_Input for this task_.
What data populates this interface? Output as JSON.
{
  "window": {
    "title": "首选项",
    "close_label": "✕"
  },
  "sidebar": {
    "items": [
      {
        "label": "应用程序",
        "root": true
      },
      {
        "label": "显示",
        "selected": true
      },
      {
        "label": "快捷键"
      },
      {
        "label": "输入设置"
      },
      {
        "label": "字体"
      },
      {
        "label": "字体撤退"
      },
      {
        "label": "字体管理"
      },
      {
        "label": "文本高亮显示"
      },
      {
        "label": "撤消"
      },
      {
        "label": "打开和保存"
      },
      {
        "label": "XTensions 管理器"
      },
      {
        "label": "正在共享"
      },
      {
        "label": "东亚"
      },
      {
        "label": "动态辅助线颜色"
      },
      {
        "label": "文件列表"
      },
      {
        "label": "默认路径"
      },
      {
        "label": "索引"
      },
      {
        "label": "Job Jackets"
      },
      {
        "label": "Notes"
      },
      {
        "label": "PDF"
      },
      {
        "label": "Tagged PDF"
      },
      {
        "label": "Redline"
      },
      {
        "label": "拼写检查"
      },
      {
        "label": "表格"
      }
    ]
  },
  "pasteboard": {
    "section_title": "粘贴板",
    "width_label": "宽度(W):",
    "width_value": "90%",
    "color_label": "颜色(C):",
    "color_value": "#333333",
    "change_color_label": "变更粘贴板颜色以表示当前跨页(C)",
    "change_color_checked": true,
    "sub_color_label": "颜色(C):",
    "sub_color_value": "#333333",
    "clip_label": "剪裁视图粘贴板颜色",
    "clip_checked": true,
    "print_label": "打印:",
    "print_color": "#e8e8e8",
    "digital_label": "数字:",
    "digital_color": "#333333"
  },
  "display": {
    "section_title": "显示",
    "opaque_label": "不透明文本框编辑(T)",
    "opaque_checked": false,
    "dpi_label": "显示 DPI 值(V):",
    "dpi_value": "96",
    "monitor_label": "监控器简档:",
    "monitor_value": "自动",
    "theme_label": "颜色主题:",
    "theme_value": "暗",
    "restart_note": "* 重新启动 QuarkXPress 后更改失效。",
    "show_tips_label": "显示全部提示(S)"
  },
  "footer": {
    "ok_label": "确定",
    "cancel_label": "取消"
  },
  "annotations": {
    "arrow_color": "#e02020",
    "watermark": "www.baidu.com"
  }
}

_Task prompt_. Repeat the entries exactly, all of them.

_Output of the exercise_.
What data populates this interface? Output as JSON.
{
  "window": {
    "title": "首选项",
    "close_label": "✕"
  },
  "sidebar": {
    "items": [
      {
        "label": "应用程序",
        "root": true
      },
      {
        "label": "显示",
        "selected": true
      },
      {
        "label": "快捷键"
      },
      {
        "label": "输入设置"
      },
      {
        "label": "字体"
      },
      {
        "label": "字体撤退"
      },
      {
        "label": "字体管理"
      },
      {
        "label": "文本高亮显示"
      },
      {
        "label": "撤消"
      },
      {
        "label": "打开和保存"
      },
      {
        "label": "XTensions 管理器"
      },
      {
        "label": "正在共享"
      },
      {
        "label": "东亚"
      },
      {
        "label": "动态辅助线颜色"
      },
      {
        "label": "文件列表"
      },
      {
        "label": "默认路径"
      },
      {
        "label": "索引"
      },
      {
        "label": "Job Jackets"
      },
      {
        "label": "Notes"
      },
      {
        "label": "PDF"
      },
      {
        "label": "Tagged PDF"
      },
      {
        "label": "Redline"
      },
      {
        "label": "拼写检查"
      },
      {
        "label": "表格"
      }
    ]
  },
  "pasteboard": {
    "section_title": "粘贴板",
    "width_label": "宽度(W):",
    "width_value": "90%",
    "color_label": "颜色(C):",
    "color_value": "#333333",
    "change_color_label": "变更粘贴板颜色以表示当前跨页(C)",
    "change_color_checked": true,
    "sub_color_label": "颜色(C):",
    "sub_color_value": "#333333",
    "clip_label": "剪裁视图粘贴板颜色",
    "clip_checked": true,
    "print_label": "打印:",
    "print_color": "#e8e8e8",
    "digital_label": "数字:",
    "digital_color": "#333333"
  },
  "display": {
    "section_title": "显示",
    "opaque_label": "不透明文本框编辑(T)",
    "opaque_checked": false,
    "dpi_label": "显示 DPI 值(V):",
    "dpi_value": "96",
    "monitor_label": "监控器简档:",
    "monitor_value": "自动",
    "theme_label": "颜色主题:",
    "theme_value": "暗",
    "restart_note": "* 重新启动 QuarkXPress 后更改失效。",
    "show_tips_label": "显示全部提示(S)"
  },
  "footer": {
    "ok_label": "确定",
    "cancel_label": "取消"
  },
  "annotations": {
    "arrow_color": "#e02020",
    "watermark": "www.baidu.com"
  }
}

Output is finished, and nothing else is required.